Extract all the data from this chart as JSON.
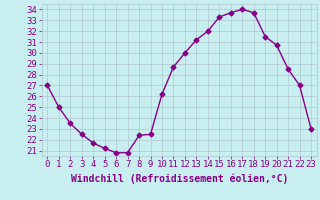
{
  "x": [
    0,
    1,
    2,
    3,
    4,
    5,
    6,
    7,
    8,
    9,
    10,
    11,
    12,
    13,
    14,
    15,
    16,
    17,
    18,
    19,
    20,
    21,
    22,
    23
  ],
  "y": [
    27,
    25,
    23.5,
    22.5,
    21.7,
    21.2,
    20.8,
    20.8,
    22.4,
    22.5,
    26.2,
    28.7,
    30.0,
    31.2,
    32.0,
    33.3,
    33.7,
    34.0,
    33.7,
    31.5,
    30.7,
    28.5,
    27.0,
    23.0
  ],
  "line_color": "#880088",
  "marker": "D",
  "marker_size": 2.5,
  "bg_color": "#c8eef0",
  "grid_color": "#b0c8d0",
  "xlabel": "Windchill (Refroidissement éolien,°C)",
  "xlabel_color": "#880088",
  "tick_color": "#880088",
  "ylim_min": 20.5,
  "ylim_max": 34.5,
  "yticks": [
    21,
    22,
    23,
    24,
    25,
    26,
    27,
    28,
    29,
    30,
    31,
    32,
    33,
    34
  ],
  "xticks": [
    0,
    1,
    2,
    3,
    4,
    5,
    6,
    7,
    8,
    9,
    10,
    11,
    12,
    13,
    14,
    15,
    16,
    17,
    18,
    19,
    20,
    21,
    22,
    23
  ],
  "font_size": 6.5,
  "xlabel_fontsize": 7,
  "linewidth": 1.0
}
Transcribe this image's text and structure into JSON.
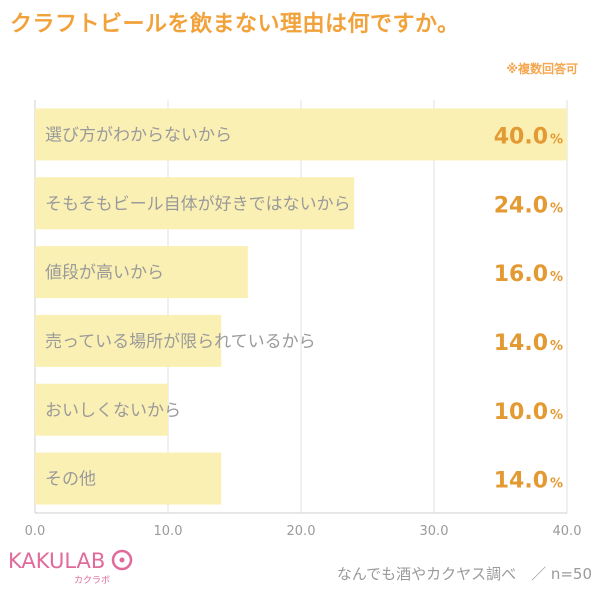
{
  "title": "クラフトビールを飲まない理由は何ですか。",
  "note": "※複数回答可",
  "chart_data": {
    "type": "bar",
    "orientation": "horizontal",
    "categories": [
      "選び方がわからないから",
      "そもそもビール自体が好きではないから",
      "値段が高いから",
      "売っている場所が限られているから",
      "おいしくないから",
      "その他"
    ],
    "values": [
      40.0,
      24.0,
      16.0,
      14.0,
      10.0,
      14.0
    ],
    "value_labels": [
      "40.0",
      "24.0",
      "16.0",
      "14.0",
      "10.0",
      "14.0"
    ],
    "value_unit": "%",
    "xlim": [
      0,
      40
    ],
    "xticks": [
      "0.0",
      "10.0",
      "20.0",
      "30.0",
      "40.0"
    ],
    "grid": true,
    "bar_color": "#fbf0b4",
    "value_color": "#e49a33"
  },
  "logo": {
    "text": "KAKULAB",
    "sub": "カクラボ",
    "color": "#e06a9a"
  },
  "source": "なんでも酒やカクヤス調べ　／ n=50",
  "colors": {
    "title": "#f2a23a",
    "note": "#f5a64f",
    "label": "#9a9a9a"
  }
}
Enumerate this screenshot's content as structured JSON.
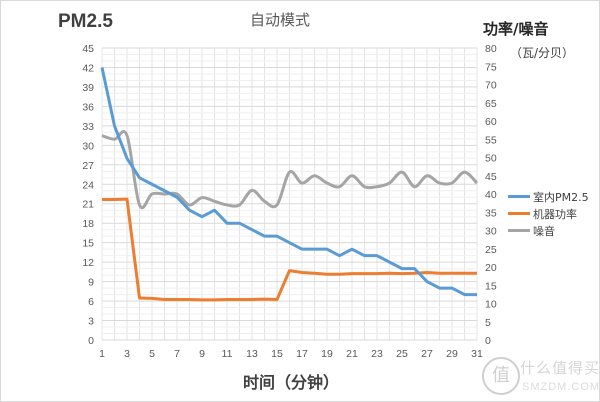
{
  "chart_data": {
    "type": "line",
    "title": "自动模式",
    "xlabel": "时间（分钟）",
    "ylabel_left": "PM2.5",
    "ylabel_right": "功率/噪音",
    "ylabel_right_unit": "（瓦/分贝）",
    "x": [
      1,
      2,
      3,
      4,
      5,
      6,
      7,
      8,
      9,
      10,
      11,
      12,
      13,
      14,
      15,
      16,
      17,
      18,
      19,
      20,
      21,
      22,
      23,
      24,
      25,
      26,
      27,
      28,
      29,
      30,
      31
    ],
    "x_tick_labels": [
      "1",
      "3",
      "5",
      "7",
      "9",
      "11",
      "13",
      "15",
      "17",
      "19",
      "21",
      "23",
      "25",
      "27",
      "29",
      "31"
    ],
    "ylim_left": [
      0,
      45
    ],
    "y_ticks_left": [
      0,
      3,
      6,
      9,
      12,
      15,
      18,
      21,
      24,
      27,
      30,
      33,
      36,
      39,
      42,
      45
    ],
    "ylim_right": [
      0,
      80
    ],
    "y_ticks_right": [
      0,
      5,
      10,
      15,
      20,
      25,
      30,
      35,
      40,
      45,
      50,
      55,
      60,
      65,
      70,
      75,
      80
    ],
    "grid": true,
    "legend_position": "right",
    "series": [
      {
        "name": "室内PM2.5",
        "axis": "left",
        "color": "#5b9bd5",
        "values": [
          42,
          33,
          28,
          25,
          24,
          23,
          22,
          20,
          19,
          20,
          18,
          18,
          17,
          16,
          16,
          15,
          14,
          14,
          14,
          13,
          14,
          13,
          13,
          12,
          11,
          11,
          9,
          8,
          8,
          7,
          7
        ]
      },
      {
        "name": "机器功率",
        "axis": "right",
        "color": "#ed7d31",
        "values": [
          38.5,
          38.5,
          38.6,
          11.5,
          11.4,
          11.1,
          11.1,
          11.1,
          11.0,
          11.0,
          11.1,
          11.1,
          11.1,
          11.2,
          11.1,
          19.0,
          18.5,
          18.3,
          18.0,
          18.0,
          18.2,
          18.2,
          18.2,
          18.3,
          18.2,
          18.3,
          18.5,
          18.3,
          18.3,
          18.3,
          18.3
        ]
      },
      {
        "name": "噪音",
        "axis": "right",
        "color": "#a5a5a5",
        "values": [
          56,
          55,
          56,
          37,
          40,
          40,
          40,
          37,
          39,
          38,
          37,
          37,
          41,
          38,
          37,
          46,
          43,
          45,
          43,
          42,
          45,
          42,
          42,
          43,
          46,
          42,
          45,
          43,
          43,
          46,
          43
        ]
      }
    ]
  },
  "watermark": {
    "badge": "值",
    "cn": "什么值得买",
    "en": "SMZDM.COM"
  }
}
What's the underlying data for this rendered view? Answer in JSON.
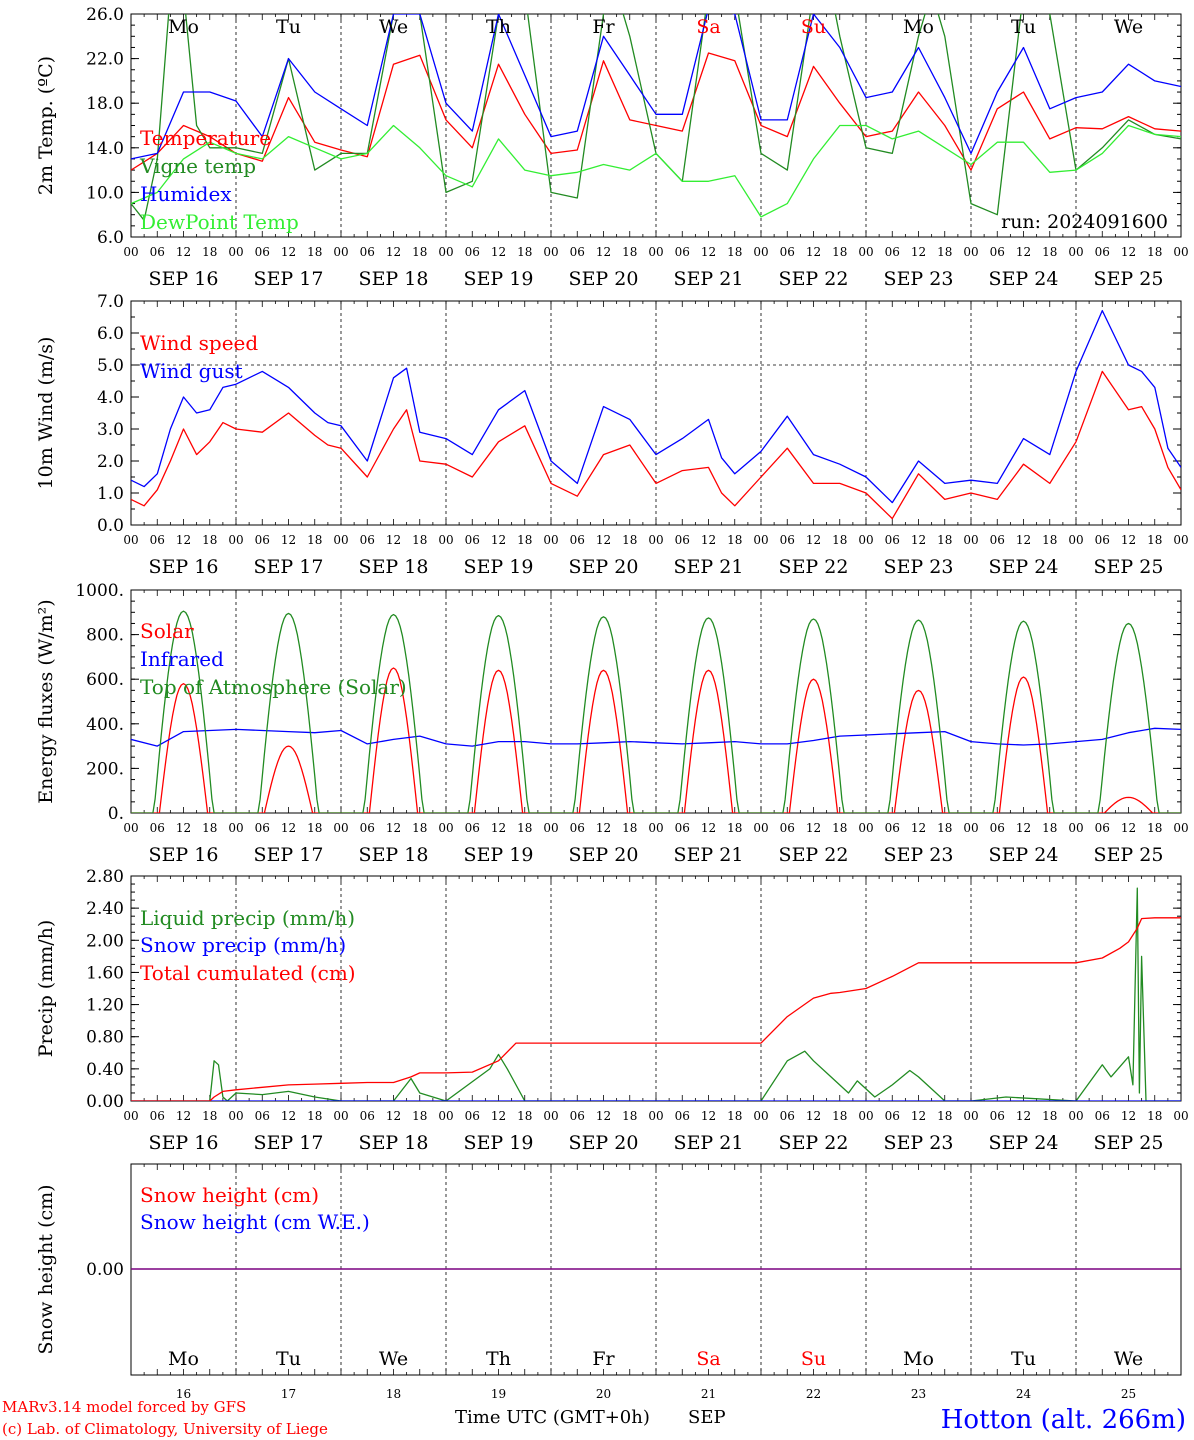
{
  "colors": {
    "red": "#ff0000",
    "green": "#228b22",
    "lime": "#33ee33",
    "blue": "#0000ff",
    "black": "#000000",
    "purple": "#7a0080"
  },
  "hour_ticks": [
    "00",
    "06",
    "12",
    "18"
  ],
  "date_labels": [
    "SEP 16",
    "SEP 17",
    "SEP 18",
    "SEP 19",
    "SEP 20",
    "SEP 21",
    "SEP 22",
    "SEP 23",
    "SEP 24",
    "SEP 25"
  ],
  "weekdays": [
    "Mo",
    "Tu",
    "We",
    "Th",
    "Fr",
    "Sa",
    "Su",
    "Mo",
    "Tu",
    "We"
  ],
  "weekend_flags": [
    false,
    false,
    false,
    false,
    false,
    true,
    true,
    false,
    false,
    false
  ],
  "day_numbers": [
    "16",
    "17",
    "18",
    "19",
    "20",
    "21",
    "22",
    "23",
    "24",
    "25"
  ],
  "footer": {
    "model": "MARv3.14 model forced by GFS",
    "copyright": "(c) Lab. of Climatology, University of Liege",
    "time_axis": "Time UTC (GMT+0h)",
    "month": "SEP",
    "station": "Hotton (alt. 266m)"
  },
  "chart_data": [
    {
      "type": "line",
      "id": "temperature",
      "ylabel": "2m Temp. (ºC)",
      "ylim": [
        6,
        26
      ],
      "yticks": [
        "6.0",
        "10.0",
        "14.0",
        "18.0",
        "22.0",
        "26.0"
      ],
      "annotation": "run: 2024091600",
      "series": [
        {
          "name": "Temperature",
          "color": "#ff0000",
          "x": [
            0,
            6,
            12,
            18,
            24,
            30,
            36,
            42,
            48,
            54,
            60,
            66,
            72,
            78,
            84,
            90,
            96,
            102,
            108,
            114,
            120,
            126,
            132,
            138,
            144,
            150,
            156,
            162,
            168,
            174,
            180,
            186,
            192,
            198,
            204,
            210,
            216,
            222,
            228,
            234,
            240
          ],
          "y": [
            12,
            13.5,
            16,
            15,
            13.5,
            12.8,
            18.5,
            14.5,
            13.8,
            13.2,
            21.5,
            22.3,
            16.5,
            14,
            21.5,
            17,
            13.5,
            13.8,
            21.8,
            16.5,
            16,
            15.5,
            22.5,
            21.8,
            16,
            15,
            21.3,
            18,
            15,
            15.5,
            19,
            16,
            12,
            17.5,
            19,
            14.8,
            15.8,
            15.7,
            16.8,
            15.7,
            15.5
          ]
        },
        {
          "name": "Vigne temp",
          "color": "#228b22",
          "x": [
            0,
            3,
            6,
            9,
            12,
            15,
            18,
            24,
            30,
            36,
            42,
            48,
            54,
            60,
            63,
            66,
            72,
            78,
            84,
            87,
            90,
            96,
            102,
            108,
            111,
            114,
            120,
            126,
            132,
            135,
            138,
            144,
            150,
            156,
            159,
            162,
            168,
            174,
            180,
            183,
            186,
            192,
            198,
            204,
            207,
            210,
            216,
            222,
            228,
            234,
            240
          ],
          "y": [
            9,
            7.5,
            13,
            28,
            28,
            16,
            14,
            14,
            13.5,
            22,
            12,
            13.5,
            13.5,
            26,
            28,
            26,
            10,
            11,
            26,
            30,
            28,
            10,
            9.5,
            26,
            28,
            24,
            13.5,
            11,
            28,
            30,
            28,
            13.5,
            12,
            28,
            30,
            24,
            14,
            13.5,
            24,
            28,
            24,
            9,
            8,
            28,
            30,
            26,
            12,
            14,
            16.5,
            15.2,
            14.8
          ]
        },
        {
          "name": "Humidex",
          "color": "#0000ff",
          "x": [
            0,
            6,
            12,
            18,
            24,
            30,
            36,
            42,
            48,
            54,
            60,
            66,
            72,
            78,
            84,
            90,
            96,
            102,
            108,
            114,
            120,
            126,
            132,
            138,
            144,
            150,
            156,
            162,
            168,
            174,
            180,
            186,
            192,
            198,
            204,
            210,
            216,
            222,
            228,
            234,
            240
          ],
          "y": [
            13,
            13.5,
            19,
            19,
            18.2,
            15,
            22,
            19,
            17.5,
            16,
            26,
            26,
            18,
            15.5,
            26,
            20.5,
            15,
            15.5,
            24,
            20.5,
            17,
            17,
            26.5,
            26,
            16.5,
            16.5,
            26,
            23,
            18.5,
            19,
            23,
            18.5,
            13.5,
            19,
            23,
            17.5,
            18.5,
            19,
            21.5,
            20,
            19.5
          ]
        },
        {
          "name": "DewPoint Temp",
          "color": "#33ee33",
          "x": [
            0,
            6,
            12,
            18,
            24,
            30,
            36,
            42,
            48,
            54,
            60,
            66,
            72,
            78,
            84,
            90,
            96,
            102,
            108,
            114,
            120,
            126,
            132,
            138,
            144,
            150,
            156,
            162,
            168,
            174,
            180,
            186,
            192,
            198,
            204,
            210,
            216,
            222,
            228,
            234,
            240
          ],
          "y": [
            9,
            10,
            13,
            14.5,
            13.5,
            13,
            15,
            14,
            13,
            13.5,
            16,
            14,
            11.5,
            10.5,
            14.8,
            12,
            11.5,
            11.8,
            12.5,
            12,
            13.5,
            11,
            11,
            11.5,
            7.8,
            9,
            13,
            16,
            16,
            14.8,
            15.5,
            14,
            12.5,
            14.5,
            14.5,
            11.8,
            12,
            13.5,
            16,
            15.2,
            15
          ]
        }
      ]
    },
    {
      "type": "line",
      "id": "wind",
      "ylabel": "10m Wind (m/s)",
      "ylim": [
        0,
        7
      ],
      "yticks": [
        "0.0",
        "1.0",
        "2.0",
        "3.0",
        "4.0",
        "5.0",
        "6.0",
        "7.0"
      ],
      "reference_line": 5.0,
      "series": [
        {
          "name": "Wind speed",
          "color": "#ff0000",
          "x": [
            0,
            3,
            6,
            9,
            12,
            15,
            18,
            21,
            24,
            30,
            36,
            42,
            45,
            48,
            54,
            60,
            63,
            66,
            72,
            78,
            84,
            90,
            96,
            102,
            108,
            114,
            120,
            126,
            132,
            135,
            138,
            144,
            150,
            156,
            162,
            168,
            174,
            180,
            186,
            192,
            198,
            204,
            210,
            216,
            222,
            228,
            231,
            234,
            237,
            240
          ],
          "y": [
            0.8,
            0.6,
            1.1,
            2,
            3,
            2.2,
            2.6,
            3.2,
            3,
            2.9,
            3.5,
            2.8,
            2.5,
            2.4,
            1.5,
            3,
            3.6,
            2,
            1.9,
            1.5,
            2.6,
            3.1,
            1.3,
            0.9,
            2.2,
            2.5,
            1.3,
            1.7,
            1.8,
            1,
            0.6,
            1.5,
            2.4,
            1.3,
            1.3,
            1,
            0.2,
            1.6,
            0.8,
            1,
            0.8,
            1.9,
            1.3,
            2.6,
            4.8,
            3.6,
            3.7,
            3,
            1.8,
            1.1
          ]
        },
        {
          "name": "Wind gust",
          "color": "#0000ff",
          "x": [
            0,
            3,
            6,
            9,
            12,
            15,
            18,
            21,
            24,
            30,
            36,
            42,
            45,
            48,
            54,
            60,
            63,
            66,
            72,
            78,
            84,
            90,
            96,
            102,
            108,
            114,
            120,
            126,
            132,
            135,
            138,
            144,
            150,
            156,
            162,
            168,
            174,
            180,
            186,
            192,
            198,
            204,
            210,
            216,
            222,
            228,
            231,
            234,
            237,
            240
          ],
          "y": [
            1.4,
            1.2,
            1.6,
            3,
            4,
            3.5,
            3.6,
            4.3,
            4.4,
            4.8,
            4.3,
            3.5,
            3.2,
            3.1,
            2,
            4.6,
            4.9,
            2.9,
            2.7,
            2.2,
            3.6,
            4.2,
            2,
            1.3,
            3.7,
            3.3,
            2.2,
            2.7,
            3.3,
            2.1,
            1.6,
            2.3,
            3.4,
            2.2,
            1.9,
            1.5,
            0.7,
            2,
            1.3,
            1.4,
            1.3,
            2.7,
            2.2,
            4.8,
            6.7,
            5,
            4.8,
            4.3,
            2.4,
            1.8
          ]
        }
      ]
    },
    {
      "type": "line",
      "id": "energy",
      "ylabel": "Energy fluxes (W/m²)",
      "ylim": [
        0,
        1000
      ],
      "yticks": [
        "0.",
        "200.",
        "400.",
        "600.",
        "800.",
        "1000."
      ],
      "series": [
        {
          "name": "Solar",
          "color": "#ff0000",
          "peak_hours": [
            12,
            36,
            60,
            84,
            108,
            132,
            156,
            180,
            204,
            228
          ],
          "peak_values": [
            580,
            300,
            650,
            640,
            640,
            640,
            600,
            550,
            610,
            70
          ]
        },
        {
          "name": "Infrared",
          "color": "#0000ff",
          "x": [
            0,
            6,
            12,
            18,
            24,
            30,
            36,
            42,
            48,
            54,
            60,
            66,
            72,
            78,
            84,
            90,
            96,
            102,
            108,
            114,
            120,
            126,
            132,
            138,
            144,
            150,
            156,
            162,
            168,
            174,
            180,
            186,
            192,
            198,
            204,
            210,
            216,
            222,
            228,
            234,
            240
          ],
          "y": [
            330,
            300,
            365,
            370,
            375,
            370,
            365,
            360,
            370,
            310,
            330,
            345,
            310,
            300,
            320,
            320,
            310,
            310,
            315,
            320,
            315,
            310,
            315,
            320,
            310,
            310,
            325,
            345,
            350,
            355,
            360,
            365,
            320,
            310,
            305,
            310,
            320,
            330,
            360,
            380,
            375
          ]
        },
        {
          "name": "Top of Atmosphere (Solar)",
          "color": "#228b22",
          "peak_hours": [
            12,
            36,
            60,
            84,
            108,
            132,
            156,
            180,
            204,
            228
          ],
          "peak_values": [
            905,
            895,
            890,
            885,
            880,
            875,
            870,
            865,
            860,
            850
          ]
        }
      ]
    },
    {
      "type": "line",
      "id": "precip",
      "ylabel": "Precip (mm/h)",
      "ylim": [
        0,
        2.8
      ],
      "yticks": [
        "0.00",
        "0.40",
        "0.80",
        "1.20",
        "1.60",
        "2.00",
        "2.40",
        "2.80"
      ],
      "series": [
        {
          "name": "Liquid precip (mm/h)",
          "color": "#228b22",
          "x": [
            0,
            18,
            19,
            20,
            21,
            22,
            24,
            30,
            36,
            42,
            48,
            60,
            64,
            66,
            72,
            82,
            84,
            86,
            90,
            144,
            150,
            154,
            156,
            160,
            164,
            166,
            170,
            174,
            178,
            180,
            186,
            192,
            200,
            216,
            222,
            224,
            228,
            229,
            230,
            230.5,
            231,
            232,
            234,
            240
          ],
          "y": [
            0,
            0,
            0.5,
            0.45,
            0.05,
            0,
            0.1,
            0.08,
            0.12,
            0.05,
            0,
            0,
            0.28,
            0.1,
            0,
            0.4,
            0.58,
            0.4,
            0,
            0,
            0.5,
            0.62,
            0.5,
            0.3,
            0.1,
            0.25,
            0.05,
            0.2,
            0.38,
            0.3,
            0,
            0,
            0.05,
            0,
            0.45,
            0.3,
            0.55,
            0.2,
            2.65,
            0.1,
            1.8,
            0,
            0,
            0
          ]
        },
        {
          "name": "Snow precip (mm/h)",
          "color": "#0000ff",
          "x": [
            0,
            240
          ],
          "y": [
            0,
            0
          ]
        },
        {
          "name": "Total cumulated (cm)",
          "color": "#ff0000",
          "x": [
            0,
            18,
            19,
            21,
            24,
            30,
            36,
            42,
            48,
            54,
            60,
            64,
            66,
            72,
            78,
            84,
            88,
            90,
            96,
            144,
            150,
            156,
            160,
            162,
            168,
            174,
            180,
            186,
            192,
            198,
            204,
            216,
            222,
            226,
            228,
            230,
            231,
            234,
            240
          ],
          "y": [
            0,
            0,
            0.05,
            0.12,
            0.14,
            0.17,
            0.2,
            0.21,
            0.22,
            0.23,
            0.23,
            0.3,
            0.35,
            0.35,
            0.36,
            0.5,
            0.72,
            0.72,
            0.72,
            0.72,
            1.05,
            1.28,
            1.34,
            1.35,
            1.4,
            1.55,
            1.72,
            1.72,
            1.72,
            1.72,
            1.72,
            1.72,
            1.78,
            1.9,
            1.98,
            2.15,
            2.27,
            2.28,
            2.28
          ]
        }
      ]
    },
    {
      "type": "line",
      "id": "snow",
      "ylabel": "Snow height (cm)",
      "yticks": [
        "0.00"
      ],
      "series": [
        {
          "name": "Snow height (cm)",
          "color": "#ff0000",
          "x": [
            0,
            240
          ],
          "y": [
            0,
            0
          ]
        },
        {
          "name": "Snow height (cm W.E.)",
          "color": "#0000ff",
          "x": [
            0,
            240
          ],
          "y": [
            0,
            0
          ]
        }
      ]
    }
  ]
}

-*-

> _Problem statement_
Look through the listing above. Pick out each line with "title" and copy it.

> _Final result_
  "title": "クラフトビールを飲まない理由は何ですか。",
    "title": "#f2a23a",
    "title": "自动模式",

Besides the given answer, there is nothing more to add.